Records:
'''

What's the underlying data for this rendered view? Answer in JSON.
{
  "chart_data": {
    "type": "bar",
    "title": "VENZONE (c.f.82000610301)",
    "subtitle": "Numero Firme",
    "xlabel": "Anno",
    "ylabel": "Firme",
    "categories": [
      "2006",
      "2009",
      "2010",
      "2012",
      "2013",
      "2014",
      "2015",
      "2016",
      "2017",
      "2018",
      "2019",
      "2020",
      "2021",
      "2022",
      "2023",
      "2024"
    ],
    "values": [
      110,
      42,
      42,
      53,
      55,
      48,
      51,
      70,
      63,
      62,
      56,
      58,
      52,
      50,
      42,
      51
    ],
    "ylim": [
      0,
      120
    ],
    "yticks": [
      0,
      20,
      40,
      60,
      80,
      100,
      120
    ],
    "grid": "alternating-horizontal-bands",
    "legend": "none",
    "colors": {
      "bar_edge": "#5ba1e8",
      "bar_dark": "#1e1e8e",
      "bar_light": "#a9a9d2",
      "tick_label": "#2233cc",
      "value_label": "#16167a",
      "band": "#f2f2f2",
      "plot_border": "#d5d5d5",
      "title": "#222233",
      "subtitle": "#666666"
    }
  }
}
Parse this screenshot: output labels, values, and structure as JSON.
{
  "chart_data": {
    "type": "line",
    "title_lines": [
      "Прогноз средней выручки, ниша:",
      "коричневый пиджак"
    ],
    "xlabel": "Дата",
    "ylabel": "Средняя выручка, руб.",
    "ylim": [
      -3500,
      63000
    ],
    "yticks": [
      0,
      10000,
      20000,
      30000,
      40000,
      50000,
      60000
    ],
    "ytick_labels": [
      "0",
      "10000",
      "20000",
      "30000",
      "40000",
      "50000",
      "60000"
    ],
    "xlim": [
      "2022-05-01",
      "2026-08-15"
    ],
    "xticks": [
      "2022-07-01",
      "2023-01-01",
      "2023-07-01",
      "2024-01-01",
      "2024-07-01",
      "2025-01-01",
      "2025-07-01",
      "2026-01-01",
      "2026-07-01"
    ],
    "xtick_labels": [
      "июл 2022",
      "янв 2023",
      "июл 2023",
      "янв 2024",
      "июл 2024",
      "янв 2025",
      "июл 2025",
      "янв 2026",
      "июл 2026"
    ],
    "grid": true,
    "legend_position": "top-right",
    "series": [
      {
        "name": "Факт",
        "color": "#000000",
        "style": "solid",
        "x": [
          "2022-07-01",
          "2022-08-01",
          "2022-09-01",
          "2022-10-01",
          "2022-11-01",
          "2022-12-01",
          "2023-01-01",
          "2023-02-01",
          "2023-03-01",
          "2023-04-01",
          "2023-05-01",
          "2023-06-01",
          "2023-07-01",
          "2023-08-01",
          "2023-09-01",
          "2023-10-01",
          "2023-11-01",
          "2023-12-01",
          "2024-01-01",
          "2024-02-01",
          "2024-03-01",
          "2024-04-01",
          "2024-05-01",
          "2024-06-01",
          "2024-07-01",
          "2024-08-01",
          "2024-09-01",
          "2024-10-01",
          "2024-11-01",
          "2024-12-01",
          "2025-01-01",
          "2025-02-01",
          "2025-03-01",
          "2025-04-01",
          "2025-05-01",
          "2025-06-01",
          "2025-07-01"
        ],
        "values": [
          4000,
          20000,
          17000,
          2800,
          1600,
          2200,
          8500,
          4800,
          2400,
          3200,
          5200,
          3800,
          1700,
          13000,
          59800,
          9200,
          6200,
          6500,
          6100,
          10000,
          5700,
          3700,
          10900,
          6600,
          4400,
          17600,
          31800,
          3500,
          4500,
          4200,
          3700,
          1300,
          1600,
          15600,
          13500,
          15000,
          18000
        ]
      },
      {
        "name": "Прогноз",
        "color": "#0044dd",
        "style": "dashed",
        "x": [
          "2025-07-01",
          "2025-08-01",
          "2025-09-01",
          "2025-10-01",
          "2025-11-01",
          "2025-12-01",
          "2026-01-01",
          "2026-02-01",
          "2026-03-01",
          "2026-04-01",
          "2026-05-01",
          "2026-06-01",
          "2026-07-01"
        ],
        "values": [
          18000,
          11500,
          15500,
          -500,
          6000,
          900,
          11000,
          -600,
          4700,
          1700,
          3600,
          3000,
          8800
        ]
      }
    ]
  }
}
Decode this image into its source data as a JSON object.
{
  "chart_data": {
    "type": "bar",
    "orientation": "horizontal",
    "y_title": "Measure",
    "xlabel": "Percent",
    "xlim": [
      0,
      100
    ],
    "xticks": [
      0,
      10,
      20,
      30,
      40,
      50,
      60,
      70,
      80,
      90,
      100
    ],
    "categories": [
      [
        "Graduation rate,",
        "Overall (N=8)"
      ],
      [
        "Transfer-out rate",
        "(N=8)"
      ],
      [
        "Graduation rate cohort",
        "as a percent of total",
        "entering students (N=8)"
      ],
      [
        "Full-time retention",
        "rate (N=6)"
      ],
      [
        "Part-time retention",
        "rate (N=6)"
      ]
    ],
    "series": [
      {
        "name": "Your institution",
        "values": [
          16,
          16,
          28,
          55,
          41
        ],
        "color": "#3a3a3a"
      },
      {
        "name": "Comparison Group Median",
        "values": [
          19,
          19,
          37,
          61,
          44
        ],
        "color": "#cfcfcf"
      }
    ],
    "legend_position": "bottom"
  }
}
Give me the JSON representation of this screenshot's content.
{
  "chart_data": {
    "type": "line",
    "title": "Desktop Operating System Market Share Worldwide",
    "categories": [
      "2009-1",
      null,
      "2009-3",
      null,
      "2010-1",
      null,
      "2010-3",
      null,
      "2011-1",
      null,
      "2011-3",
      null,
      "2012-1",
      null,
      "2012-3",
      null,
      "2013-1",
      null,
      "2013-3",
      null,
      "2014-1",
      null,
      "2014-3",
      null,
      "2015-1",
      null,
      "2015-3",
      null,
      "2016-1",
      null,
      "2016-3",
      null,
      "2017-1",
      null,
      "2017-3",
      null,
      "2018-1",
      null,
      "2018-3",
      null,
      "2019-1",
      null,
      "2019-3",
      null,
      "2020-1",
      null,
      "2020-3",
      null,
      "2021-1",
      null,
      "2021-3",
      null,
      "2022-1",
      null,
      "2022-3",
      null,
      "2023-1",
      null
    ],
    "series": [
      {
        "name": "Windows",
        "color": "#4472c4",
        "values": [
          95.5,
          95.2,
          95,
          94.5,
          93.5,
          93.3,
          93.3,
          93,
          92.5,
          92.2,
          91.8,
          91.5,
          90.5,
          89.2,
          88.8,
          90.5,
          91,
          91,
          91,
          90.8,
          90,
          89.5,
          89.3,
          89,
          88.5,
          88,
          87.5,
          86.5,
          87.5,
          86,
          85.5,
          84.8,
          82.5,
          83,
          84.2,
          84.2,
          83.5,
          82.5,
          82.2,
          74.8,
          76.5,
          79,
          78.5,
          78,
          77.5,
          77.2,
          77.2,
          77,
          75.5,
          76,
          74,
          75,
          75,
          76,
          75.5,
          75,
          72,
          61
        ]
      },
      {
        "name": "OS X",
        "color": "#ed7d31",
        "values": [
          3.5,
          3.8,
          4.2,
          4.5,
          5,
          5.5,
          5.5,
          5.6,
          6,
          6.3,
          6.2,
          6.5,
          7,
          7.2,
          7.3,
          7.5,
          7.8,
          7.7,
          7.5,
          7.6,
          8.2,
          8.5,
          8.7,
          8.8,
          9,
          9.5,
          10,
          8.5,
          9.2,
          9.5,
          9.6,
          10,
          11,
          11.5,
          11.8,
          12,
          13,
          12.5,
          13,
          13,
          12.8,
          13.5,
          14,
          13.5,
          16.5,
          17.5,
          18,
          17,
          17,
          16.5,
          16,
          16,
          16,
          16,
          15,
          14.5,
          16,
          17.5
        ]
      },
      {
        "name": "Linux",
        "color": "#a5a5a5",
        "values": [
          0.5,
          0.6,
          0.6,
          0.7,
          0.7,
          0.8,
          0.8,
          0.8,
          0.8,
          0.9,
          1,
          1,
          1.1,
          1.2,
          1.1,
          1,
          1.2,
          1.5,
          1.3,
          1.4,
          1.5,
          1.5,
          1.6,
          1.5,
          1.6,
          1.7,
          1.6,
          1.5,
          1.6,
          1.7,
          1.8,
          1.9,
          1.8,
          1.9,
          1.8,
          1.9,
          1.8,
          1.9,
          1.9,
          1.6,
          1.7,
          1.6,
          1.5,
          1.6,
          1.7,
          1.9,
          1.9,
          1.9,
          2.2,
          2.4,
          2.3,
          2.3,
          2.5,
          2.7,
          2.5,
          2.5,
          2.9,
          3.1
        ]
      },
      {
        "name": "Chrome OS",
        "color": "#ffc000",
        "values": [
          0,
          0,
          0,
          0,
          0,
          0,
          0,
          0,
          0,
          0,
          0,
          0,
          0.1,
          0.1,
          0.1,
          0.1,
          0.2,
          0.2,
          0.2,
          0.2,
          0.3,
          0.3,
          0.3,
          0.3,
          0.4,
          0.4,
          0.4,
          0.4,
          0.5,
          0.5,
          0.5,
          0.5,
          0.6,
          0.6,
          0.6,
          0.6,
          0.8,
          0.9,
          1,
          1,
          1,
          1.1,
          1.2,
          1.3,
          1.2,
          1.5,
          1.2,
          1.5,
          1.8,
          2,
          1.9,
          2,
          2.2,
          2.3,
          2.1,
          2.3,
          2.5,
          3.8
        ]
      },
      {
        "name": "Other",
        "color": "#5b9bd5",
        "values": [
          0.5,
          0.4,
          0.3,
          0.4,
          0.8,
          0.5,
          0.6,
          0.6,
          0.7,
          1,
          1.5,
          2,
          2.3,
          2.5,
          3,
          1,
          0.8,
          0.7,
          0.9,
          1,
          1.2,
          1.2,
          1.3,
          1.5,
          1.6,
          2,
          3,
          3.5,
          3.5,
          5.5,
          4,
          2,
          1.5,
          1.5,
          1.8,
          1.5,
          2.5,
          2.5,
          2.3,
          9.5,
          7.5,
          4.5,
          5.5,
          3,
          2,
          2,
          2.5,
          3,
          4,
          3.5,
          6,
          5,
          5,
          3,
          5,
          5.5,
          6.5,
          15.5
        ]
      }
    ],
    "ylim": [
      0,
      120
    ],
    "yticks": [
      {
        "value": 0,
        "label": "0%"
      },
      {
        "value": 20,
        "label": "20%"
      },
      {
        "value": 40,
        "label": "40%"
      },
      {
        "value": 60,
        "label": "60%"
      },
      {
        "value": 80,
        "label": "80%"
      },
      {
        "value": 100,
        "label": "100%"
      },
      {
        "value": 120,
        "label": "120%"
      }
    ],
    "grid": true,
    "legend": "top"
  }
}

'''

■ DESCRIPTION OF THE TASK: Copy every line above that includes the string "JSON".

■ THE ANSWER:
What's the underlying data for this rendered view? Answer in JSON.
Parse this screenshot: output labels, values, and structure as JSON.
Decode this image into its source data as a JSON object.
Give me the JSON representation of this screenshot's content.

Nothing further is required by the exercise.